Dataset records
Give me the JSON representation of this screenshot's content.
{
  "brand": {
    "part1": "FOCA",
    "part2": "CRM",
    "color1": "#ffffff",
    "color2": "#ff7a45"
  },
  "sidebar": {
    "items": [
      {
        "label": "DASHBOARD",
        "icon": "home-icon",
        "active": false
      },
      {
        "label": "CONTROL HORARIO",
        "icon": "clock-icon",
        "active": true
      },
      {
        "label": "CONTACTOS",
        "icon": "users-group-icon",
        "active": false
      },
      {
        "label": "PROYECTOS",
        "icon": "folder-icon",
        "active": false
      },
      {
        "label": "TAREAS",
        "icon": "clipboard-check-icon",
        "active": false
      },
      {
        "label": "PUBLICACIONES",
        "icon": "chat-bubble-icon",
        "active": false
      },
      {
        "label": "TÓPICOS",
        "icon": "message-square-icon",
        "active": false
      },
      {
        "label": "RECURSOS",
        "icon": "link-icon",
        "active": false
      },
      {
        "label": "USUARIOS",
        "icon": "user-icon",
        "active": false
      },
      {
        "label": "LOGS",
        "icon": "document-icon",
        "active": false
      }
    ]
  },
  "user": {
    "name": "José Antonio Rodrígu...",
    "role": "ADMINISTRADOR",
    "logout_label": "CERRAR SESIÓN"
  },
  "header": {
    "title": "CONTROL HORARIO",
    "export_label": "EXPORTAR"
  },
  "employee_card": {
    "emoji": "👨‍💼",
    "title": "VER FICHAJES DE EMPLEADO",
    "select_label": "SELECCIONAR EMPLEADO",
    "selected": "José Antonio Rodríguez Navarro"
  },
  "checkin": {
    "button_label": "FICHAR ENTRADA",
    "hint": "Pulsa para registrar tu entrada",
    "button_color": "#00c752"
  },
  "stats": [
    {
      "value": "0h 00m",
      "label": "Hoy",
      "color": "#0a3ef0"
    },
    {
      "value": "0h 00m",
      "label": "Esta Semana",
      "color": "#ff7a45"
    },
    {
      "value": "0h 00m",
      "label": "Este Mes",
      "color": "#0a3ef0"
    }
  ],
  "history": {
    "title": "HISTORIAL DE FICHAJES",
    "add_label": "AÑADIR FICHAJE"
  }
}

> [EXERCISE PROMPT]: Print every entry exactly as written.

> [TASK RESPONSE]:
Give me the JSON representation of this screenshot's content.
{
  "brand": {
    "part1": "FOCA",
    "part2": "CRM",
    "color1": "#ffffff",
    "color2": "#ff7a45"
  },
  "sidebar": {
    "items": [
      {
        "label": "DASHBOARD",
        "icon": "home-icon",
        "active": false
      },
      {
        "label": "CONTROL HORARIO",
        "icon": "clock-icon",
        "active": true
      },
      {
        "label": "CONTACTOS",
        "icon": "users-group-icon",
        "active": false
      },
      {
        "label": "PROYECTOS",
        "icon": "folder-icon",
        "active": false
      },
      {
        "label": "TAREAS",
        "icon": "clipboard-check-icon",
        "active": false
      },
      {
        "label": "PUBLICACIONES",
        "icon": "chat-bubble-icon",
        "active": false
      },
      {
        "label": "TÓPICOS",
        "icon": "message-square-icon",
        "active": false
      },
      {
        "label": "RECURSOS",
        "icon": "link-icon",
        "active": false
      },
      {
        "label": "USUARIOS",
        "icon": "user-icon",
        "active": false
      },
      {
        "label": "LOGS",
        "icon": "document-icon",
        "active": false
      }
    ]
  },
  "user": {
    "name": "José Antonio Rodrígu...",
    "role": "ADMINISTRADOR",
    "logout_label": "CERRAR SESIÓN"
  },
  "header": {
    "title": "CONTROL HORARIO",
    "export_label": "EXPORTAR"
  },
  "employee_card": {
    "emoji": "👨‍💼",
    "title": "VER FICHAJES DE EMPLEADO",
    "select_label": "SELECCIONAR EMPLEADO",
    "selected": "José Antonio Rodríguez Navarro"
  },
  "checkin": {
    "button_label": "FICHAR ENTRADA",
    "hint": "Pulsa para registrar tu entrada",
    "button_color": "#00c752"
  },
  "stats": [
    {
      "value": "0h 00m",
      "label": "Hoy",
      "color": "#0a3ef0"
    },
    {
      "value": "0h 00m",
      "label": "Esta Semana",
      "color": "#ff7a45"
    },
    {
      "value": "0h 00m",
      "label": "Este Mes",
      "color": "#0a3ef0"
    }
  ],
  "history": {
    "title": "HISTORIAL DE FICHAJES",
    "add_label": "AÑADIR FICHAJE"
  }
}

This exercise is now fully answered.